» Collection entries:
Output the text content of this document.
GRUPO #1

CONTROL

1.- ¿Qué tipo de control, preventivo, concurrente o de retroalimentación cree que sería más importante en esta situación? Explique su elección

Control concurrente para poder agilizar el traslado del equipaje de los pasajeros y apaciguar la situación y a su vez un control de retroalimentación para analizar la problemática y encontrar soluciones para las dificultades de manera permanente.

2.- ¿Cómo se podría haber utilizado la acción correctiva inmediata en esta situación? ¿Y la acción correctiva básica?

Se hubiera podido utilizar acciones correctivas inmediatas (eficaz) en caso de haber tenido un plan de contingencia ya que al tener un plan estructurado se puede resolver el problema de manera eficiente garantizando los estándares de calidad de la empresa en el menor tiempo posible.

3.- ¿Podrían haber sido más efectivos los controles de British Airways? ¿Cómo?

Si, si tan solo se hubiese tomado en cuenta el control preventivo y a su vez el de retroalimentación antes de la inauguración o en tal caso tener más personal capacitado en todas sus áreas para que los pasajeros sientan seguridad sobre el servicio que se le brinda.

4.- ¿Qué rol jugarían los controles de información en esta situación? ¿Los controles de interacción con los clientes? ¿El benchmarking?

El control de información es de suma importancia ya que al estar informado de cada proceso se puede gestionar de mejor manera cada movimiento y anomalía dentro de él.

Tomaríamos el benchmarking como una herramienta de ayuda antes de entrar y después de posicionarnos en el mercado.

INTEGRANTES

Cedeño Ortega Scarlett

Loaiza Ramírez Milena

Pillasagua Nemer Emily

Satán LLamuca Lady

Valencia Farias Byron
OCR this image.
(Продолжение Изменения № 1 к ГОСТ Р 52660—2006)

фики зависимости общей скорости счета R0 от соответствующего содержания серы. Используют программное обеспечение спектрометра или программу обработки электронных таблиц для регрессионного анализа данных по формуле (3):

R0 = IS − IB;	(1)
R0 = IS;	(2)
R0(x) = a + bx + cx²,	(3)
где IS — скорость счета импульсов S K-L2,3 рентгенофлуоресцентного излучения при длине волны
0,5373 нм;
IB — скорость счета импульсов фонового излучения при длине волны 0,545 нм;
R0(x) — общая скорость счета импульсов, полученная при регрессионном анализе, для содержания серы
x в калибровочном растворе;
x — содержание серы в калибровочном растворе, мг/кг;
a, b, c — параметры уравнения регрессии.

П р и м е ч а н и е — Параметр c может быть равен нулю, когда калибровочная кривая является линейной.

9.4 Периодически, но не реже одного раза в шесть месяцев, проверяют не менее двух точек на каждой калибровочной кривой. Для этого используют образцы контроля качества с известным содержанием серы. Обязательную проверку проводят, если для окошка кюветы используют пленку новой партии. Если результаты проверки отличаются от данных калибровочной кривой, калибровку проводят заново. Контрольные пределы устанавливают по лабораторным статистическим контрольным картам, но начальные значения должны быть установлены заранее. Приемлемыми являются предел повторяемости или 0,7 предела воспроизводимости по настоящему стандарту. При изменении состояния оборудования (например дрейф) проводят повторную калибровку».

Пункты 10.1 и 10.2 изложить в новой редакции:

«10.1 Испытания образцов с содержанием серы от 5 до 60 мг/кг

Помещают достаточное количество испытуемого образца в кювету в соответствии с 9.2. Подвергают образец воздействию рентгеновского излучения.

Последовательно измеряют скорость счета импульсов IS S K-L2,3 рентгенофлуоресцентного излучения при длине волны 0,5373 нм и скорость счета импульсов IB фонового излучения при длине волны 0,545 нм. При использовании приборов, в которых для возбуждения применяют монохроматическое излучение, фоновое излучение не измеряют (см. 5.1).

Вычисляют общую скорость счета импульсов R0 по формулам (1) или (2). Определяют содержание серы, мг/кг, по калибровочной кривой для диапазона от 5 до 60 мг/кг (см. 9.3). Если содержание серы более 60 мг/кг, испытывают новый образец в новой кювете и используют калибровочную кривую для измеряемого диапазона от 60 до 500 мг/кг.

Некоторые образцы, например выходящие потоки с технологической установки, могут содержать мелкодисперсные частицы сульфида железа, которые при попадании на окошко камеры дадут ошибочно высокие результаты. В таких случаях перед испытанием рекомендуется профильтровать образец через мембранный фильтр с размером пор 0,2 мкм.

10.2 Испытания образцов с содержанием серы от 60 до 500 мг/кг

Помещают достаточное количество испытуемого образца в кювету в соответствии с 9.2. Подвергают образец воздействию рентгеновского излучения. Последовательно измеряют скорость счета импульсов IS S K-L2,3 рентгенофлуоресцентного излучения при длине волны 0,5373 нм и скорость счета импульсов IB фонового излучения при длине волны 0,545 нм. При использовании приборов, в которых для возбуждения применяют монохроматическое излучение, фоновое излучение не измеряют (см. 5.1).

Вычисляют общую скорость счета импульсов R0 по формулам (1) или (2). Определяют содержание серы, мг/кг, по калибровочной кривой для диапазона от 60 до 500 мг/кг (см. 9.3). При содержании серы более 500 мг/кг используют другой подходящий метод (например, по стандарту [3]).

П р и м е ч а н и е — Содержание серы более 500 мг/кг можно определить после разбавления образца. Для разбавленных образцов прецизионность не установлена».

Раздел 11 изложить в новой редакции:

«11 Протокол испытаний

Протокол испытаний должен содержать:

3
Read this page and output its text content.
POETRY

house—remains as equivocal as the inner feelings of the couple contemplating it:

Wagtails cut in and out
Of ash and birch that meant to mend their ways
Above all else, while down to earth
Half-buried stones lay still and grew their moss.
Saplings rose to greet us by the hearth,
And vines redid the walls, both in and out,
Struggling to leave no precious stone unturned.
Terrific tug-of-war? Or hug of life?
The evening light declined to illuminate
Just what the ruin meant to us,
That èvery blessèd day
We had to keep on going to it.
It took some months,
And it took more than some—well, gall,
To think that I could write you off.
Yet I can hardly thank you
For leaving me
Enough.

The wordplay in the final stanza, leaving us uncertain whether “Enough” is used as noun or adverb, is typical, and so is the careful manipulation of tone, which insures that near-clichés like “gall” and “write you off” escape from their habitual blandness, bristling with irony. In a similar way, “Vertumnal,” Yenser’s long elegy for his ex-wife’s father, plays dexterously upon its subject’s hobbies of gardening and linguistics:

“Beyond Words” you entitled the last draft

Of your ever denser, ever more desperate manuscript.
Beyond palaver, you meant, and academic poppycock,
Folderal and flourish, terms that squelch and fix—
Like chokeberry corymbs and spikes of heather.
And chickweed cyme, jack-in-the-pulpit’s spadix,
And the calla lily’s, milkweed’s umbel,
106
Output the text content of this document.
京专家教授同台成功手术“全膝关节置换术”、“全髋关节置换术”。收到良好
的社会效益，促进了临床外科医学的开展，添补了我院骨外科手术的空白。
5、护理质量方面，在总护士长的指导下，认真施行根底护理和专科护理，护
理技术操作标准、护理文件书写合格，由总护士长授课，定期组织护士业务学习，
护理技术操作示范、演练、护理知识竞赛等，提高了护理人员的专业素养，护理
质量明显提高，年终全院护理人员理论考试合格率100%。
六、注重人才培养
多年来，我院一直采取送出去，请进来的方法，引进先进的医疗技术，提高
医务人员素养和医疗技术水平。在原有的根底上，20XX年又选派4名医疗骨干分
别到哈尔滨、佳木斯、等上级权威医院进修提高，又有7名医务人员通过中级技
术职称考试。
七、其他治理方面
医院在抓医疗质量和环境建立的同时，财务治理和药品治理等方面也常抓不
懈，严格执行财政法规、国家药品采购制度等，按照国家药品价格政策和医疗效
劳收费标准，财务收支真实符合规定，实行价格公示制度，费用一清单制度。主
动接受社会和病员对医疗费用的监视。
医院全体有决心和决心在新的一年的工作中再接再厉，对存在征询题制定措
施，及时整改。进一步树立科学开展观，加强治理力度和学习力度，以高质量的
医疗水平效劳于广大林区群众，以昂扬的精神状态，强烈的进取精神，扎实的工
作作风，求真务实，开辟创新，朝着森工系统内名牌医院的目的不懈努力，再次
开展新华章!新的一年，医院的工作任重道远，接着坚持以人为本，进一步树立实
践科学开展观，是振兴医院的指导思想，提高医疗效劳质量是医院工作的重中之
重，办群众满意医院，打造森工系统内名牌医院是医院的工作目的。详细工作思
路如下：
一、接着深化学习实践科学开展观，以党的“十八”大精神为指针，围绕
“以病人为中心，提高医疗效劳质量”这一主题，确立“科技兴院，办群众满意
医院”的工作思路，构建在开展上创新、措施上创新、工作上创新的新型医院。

» EXERCISE: Each line holding "información" must be found and copied.

» CORRECT OUTPUT:
4.- ¿Qué rol jugarían los controles de información en esta situación? ¿Los controles de interacción con los clientes? ¿El benchmarking?
El control de información es de suma importancia ya que al estar informado de cada proceso se puede gestionar de mejor manera cada movimiento y anomalía dentro de él.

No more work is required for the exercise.